DATA LISTING
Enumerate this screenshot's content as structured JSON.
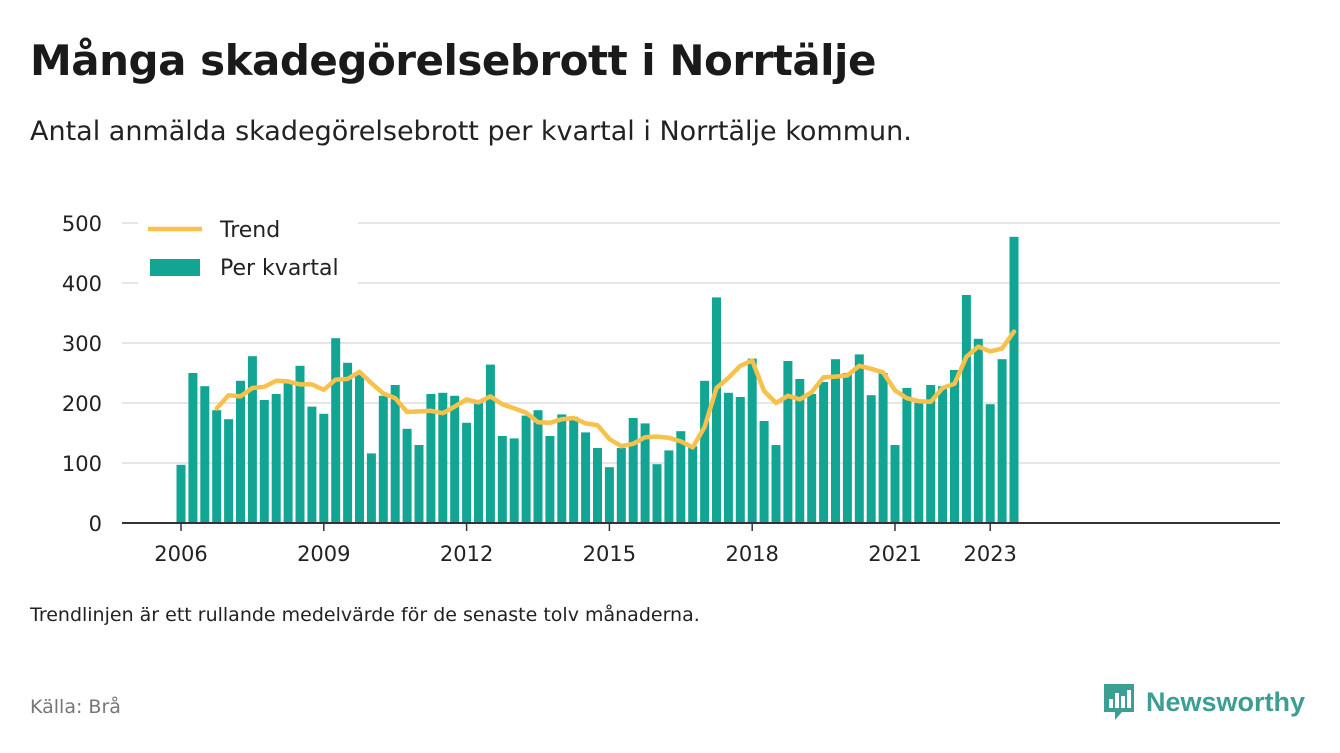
{
  "title": "Många skadegörelsebrott i Norrtälje",
  "subtitle": "Antal anmälda skadegörelsebrott per kvartal i Norrtälje kommun.",
  "note": "Trendlinjen är ett rullande medelvärde för de senaste tolv månaderna.",
  "source": "Källa: Brå",
  "brand": {
    "name": "Newsworthy",
    "logo_icon": "newsworthy-bar-chart-icon"
  },
  "colors": {
    "bars": "#12a594",
    "trend": "#f7c14b",
    "grid": "#dddddd",
    "axis": "#333333",
    "brand": "#3d9e94"
  },
  "chart_data": {
    "type": "bar",
    "x_unit": "quarter",
    "x_start": "2006 Q1",
    "x_end": "2023 Q3",
    "xticks": [
      "2006",
      "2009",
      "2012",
      "2015",
      "2018",
      "2021",
      "2023"
    ],
    "yticks": [
      0,
      100,
      200,
      300,
      400,
      500
    ],
    "ylim": [
      0,
      500
    ],
    "grid": true,
    "legend_position": "top-left",
    "legend": [
      "Trend",
      "Per kvartal"
    ],
    "series": [
      {
        "name": "Per kvartal",
        "type": "bar",
        "values": [
          97,
          250,
          228,
          188,
          173,
          237,
          278,
          205,
          215,
          233,
          262,
          194,
          182,
          308,
          267,
          249,
          116,
          212,
          230,
          157,
          130,
          215,
          217,
          212,
          167,
          200,
          264,
          145,
          141,
          179,
          188,
          145,
          181,
          177,
          151,
          125,
          93,
          125,
          175,
          166,
          98,
          121,
          153,
          128,
          237,
          376,
          217,
          210,
          274,
          170,
          130,
          270,
          240,
          215,
          235,
          273,
          250,
          281,
          213,
          250,
          130,
          225,
          200,
          230,
          228,
          255,
          380,
          307,
          198,
          273,
          477
        ]
      },
      {
        "name": "Trend",
        "type": "line",
        "values": [
          null,
          null,
          null,
          191,
          213,
          211,
          225,
          227,
          237,
          236,
          231,
          231,
          222,
          239,
          240,
          252,
          233,
          216,
          208,
          185,
          186,
          187,
          183,
          194,
          206,
          201,
          211,
          198,
          191,
          184,
          168,
          167,
          173,
          175,
          166,
          163,
          140,
          128,
          132,
          143,
          144,
          142,
          136,
          126,
          160,
          225,
          242,
          262,
          271,
          220,
          200,
          212,
          206,
          218,
          243,
          244,
          246,
          262,
          257,
          251,
          221,
          208,
          203,
          202,
          225,
          232,
          277,
          294,
          286,
          291,
          319
        ]
      }
    ]
  }
}
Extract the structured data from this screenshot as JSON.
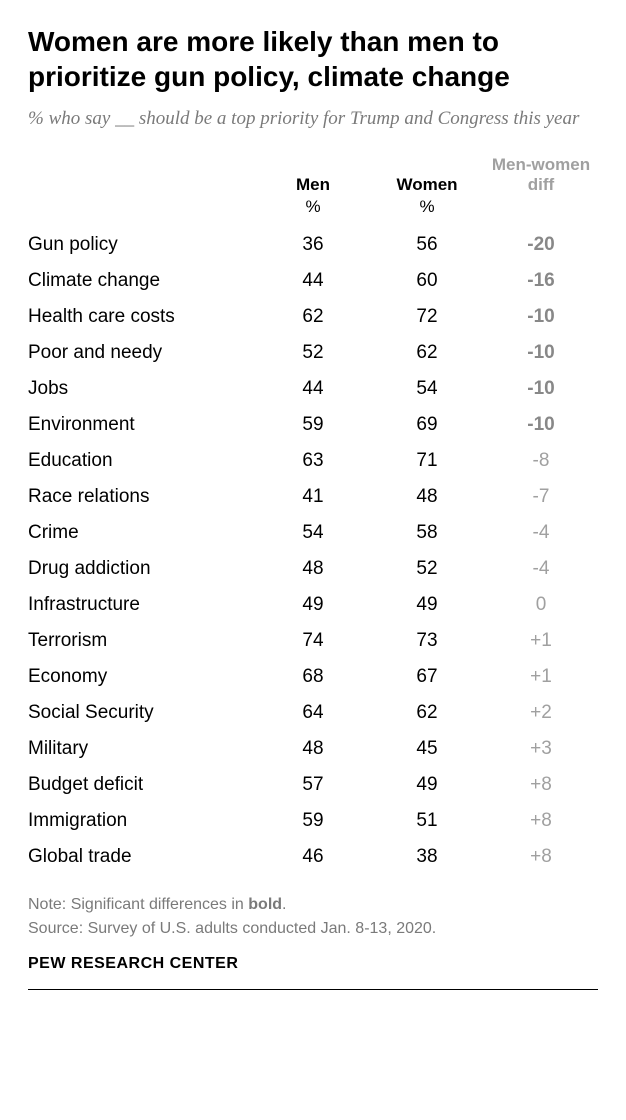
{
  "title": "Women are more likely than men to prioritize gun policy, climate change",
  "subtitle": "% who say __ should be a top priority for Trump and Congress this year",
  "columns": {
    "label": "",
    "men": "Men",
    "women": "Women",
    "diff_line1": "Men-women",
    "diff_line2": "diff"
  },
  "unit": "%",
  "rows": [
    {
      "label": "Gun policy",
      "men": 36,
      "women": 56,
      "diff": "-20",
      "significant": true
    },
    {
      "label": "Climate change",
      "men": 44,
      "women": 60,
      "diff": "-16",
      "significant": true
    },
    {
      "label": "Health care costs",
      "men": 62,
      "women": 72,
      "diff": "-10",
      "significant": true
    },
    {
      "label": "Poor and needy",
      "men": 52,
      "women": 62,
      "diff": "-10",
      "significant": true
    },
    {
      "label": "Jobs",
      "men": 44,
      "women": 54,
      "diff": "-10",
      "significant": true
    },
    {
      "label": "Environment",
      "men": 59,
      "women": 69,
      "diff": "-10",
      "significant": true
    },
    {
      "label": "Education",
      "men": 63,
      "women": 71,
      "diff": "-8",
      "significant": false
    },
    {
      "label": "Race relations",
      "men": 41,
      "women": 48,
      "diff": "-7",
      "significant": false
    },
    {
      "label": "Crime",
      "men": 54,
      "women": 58,
      "diff": "-4",
      "significant": false
    },
    {
      "label": "Drug addiction",
      "men": 48,
      "women": 52,
      "diff": "-4",
      "significant": false
    },
    {
      "label": "Infrastructure",
      "men": 49,
      "women": 49,
      "diff": "0",
      "significant": false
    },
    {
      "label": "Terrorism",
      "men": 74,
      "women": 73,
      "diff": "+1",
      "significant": false
    },
    {
      "label": "Economy",
      "men": 68,
      "women": 67,
      "diff": "+1",
      "significant": false
    },
    {
      "label": "Social Security",
      "men": 64,
      "women": 62,
      "diff": "+2",
      "significant": false
    },
    {
      "label": "Military",
      "men": 48,
      "women": 45,
      "diff": "+3",
      "significant": false
    },
    {
      "label": "Budget deficit",
      "men": 57,
      "women": 49,
      "diff": "+8",
      "significant": false
    },
    {
      "label": "Immigration",
      "men": 59,
      "women": 51,
      "diff": "+8",
      "significant": false
    },
    {
      "label": "Global trade",
      "men": 46,
      "women": 38,
      "diff": "+8",
      "significant": false
    }
  ],
  "note_prefix": "Note: Significant differences in ",
  "note_bold": "bold",
  "note_suffix": ".",
  "source_line": "Source: Survey of U.S. adults conducted Jan. 8-13, 2020.",
  "org": "PEW RESEARCH CENTER",
  "styling": {
    "type": "table",
    "title_fontsize": 28,
    "title_color": "#000000",
    "subtitle_fontsize": 19,
    "subtitle_color": "#7a7a7a",
    "header_fontsize": 17,
    "body_fontsize": 19,
    "diff_color_normal": "#a0a0a0",
    "diff_color_significant": "#888888",
    "note_color": "#7a7a7a",
    "note_fontsize": 16,
    "org_fontsize": 16,
    "background_color": "#ffffff",
    "bottom_rule_color": "#000000",
    "column_widths_pct": [
      40,
      20,
      20,
      20
    ],
    "column_alignment": [
      "left",
      "center",
      "center",
      "center"
    ]
  }
}
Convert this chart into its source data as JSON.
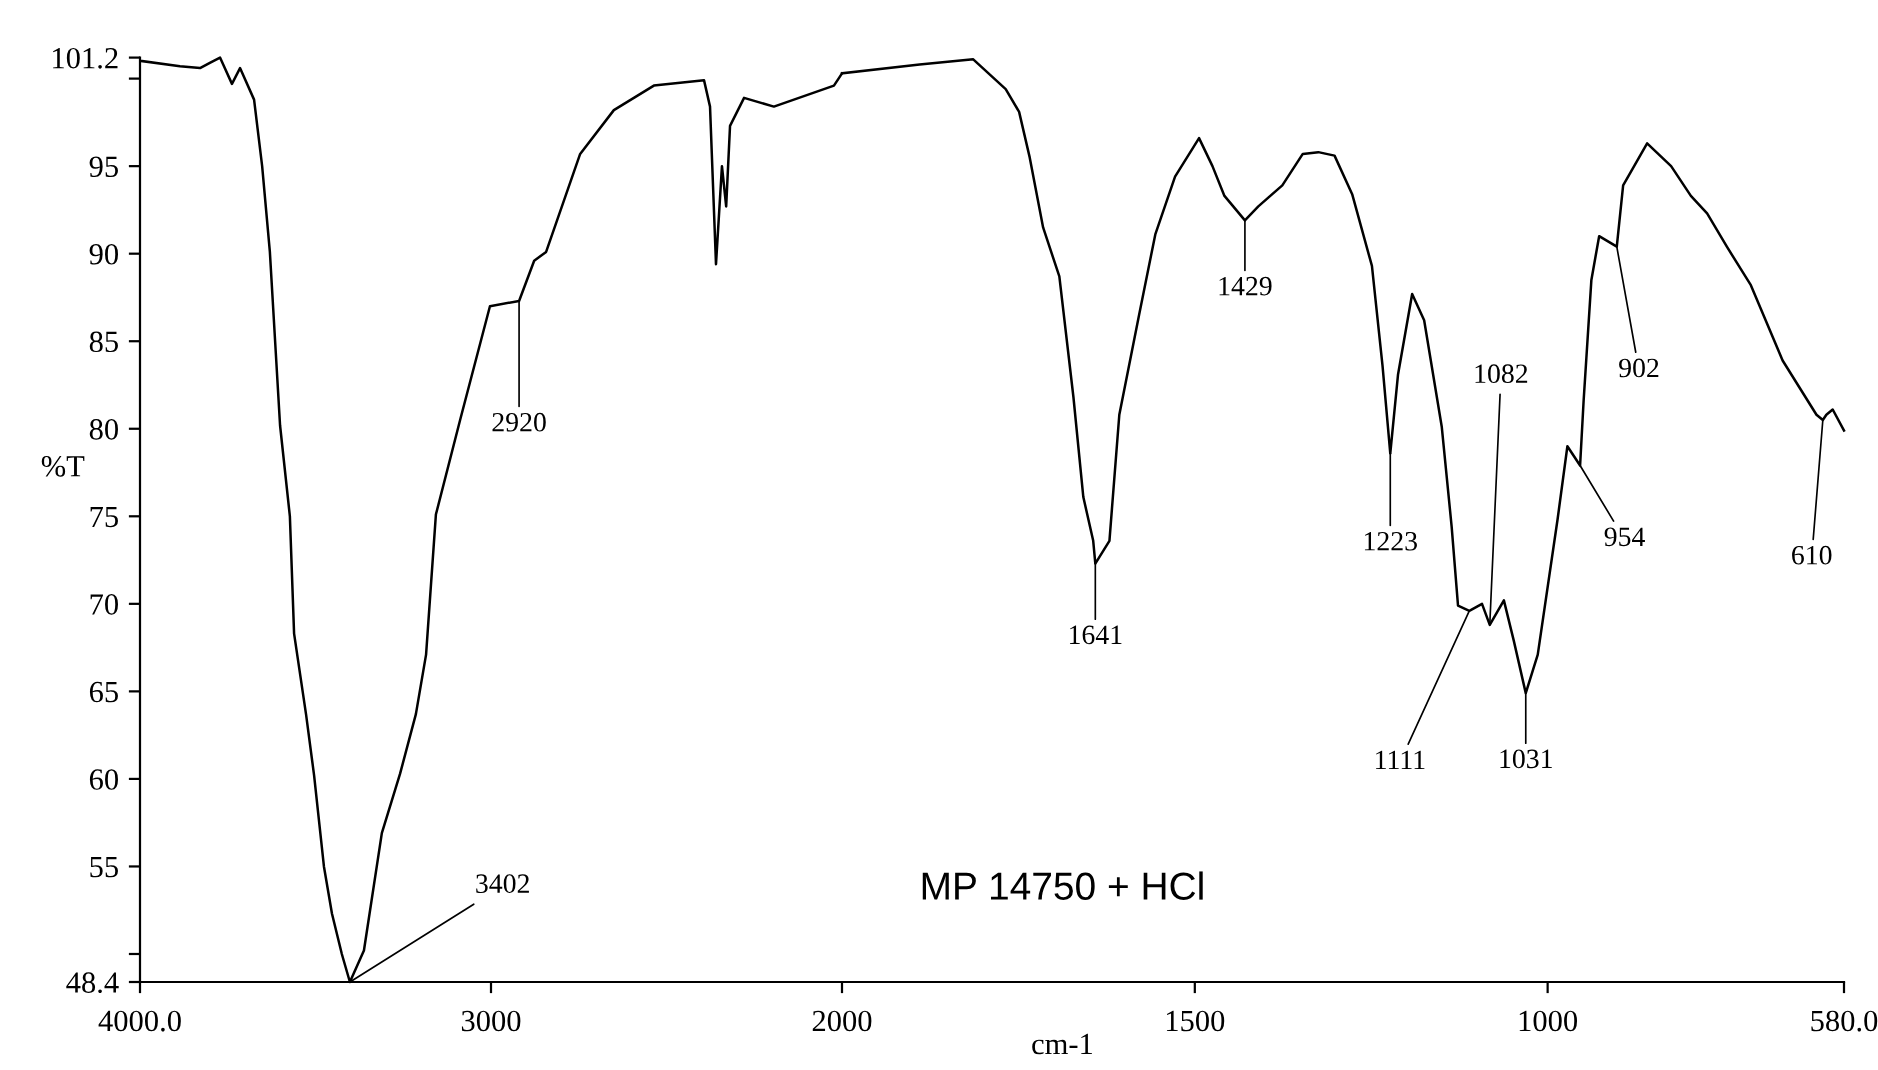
{
  "chart_data": [
    {
      "type": "line",
      "ylabel": "%T",
      "x": [
        3994,
        3886,
        3829,
        3801,
        3772,
        3738,
        3715,
        3675,
        3652,
        3630,
        3601,
        3573,
        3561,
        3527,
        3504,
        3476,
        3453,
        3425,
        3402,
        3362,
        3311,
        3259,
        3214,
        3185,
        3157,
        3088,
        3003,
        2920,
        2877,
        2843,
        2746,
        2650,
        2536,
        2393,
        2376,
        2359,
        2342,
        2330,
        2319,
        2279,
        2194,
        2023,
        2000
      ],
      "series": [
        {
          "color": "#000000",
          "values": [
            101.0,
            100.7,
            100.6,
            100.9,
            101.2,
            99.7,
            100.6,
            98.8,
            95.0,
            90.1,
            80.2,
            75.0,
            68.3,
            63.7,
            60.2,
            55.0,
            52.3,
            50.0,
            48.4,
            50.2,
            56.9,
            60.3,
            63.7,
            67.1,
            75.1,
            80.5,
            87.0,
            87.3,
            89.6,
            90.1,
            95.7,
            98.2,
            99.6,
            99.9,
            98.4,
            89.4,
            95.0,
            92.7,
            97.3,
            98.9,
            98.4,
            99.6,
            100.3
          ]
        }
      ],
      "xlim": [
        4000,
        2000
      ],
      "xticks": [
        {
          "value": 4000,
          "label": "4000.0"
        },
        3000,
        2000
      ],
      "ylim": [
        48.4,
        101.2
      ],
      "yticks": [
        48.4,
        {
          "value": 50,
          "label": null
        },
        55,
        60,
        65,
        70,
        75,
        80,
        85,
        90,
        95,
        {
          "value": 100,
          "label": null
        },
        101.2
      ],
      "grid": false,
      "marker": "none",
      "line_style": "solid",
      "annotations": [
        {
          "text": "3402",
          "x": 3402,
          "y": 48.4
        },
        {
          "text": "2920",
          "x": 2920,
          "y": 87.3
        }
      ]
    },
    {
      "type": "line",
      "xlabel": "cm-1",
      "x": [
        2000,
        1890,
        1814,
        1768,
        1749,
        1734,
        1715,
        1692,
        1672,
        1658,
        1644,
        1641,
        1621,
        1607,
        1579,
        1556,
        1528,
        1494,
        1475,
        1458,
        1429,
        1410,
        1376,
        1347,
        1325,
        1302,
        1277,
        1249,
        1234,
        1223,
        1212,
        1192,
        1175,
        1150,
        1136,
        1127,
        1111,
        1093,
        1082,
        1062,
        1048,
        1031,
        1014,
        986,
        972,
        954,
        949,
        938,
        927,
        902,
        893,
        859,
        825,
        797,
        774,
        746,
        712,
        667,
        619,
        610,
        605,
        596,
        580
      ],
      "series": [
        {
          "color": "#000000",
          "values": [
            100.3,
            100.8,
            101.1,
            99.4,
            98.1,
            95.5,
            91.5,
            88.7,
            81.8,
            76.1,
            73.6,
            72.3,
            73.6,
            80.8,
            86.5,
            91.1,
            94.4,
            96.6,
            95.0,
            93.3,
            91.9,
            92.7,
            93.9,
            95.7,
            95.8,
            95.6,
            93.4,
            89.3,
            83.6,
            78.6,
            83.1,
            87.7,
            86.2,
            80.1,
            74.4,
            69.9,
            69.6,
            70.0,
            68.8,
            70.2,
            67.9,
            64.9,
            67.1,
            74.8,
            79.0,
            77.9,
            81.6,
            88.5,
            91.0,
            90.4,
            93.9,
            96.3,
            95.0,
            93.3,
            92.3,
            90.4,
            88.2,
            83.9,
            80.8,
            80.5,
            80.8,
            81.1,
            79.9
          ]
        }
      ],
      "xlim": [
        2000,
        580
      ],
      "xticks": [
        1500,
        1000,
        {
          "value": 580,
          "label": "580.0"
        }
      ],
      "ylim": [
        48.4,
        101.2
      ],
      "tick_labels": "x",
      "grid": false,
      "marker": "none",
      "line_style": "solid",
      "annotations": [
        {
          "text": "1641",
          "x": 1641,
          "y": 72.3
        },
        {
          "text": "1429",
          "x": 1429,
          "y": 91.9
        },
        {
          "text": "1223",
          "x": 1223,
          "y": 78.6
        },
        {
          "text": "1111",
          "x": 1111,
          "y": 69.6
        },
        {
          "text": "1082",
          "x": 1082,
          "y": 68.8
        },
        {
          "text": "1031",
          "x": 1031,
          "y": 64.9
        },
        {
          "text": "954",
          "x": 954,
          "y": 77.9
        },
        {
          "text": "902",
          "x": 902,
          "y": 90.4
        },
        {
          "text": "610",
          "x": 610,
          "y": 80.5
        },
        "MP 14750 + HCl"
      ]
    }
  ]
}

PROMPT
Tally the lines in this data that hold the word "change" and state only the count.

WORKED SOLUTION
2